» TASK:
Without skipping anything, write out each record below exactly.

» DATASET ENTRIES:
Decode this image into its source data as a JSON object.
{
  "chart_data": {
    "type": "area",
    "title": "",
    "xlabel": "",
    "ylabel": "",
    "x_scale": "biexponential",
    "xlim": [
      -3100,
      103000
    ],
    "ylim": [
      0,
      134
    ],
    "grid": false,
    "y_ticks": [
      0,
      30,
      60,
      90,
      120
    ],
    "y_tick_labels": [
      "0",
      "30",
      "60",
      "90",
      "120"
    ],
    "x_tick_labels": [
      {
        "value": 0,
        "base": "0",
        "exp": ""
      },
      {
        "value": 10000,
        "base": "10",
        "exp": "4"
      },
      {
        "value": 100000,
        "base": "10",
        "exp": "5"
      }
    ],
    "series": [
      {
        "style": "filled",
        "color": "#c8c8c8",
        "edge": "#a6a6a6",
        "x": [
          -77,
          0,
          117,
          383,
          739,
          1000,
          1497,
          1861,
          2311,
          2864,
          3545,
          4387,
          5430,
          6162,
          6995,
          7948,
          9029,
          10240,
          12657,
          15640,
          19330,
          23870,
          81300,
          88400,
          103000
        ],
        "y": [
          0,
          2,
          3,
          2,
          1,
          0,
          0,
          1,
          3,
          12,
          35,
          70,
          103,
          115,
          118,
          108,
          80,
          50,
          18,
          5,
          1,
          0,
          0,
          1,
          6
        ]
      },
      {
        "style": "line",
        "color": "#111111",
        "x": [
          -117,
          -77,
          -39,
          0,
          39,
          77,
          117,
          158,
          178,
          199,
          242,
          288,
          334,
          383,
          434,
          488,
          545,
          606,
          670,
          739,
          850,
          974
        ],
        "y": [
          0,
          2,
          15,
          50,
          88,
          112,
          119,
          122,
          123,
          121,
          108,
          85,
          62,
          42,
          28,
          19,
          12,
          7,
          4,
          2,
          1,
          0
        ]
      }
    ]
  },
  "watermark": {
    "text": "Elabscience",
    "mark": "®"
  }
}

» WRITTEN SOLUTION:
Decode this image into its source data as a JSON object.
{
  "chart_data": {
    "type": "area",
    "title": "",
    "xlabel": "",
    "ylabel": "",
    "x_scale": "biexponential",
    "xlim": [
      -3100,
      103000
    ],
    "ylim": [
      0,
      134
    ],
    "grid": false,
    "y_ticks": [
      0,
      30,
      60,
      90,
      120
    ],
    "y_tick_labels": [
      "0",
      "30",
      "60",
      "90",
      "120"
    ],
    "x_tick_labels": [
      {
        "value": 0,
        "base": "0",
        "exp": ""
      },
      {
        "value": 10000,
        "base": "10",
        "exp": "4"
      },
      {
        "value": 100000,
        "base": "10",
        "exp": "5"
      }
    ],
    "series": [
      {
        "style": "filled",
        "color": "#c8c8c8",
        "edge": "#a6a6a6",
        "x": [
          -77,
          0,
          117,
          383,
          739,
          1000,
          1497,
          1861,
          2311,
          2864,
          3545,
          4387,
          5430,
          6162,
          6995,
          7948,
          9029,
          10240,
          12657,
          15640,
          19330,
          23870,
          81300,
          88400,
          103000
        ],
        "y": [
          0,
          2,
          3,
          2,
          1,
          0,
          0,
          1,
          3,
          12,
          35,
          70,
          103,
          115,
          118,
          108,
          80,
          50,
          18,
          5,
          1,
          0,
          0,
          1,
          6
        ]
      },
      {
        "style": "line",
        "color": "#111111",
        "x": [
          -117,
          -77,
          -39,
          0,
          39,
          77,
          117,
          158,
          178,
          199,
          242,
          288,
          334,
          383,
          434,
          488,
          545,
          606,
          670,
          739,
          850,
          974
        ],
        "y": [
          0,
          2,
          15,
          50,
          88,
          112,
          119,
          122,
          123,
          121,
          108,
          85,
          62,
          42,
          28,
          19,
          12,
          7,
          4,
          2,
          1,
          0
        ]
      }
    ]
  },
  "watermark": {
    "text": "Elabscience",
    "mark": "®"
  }
}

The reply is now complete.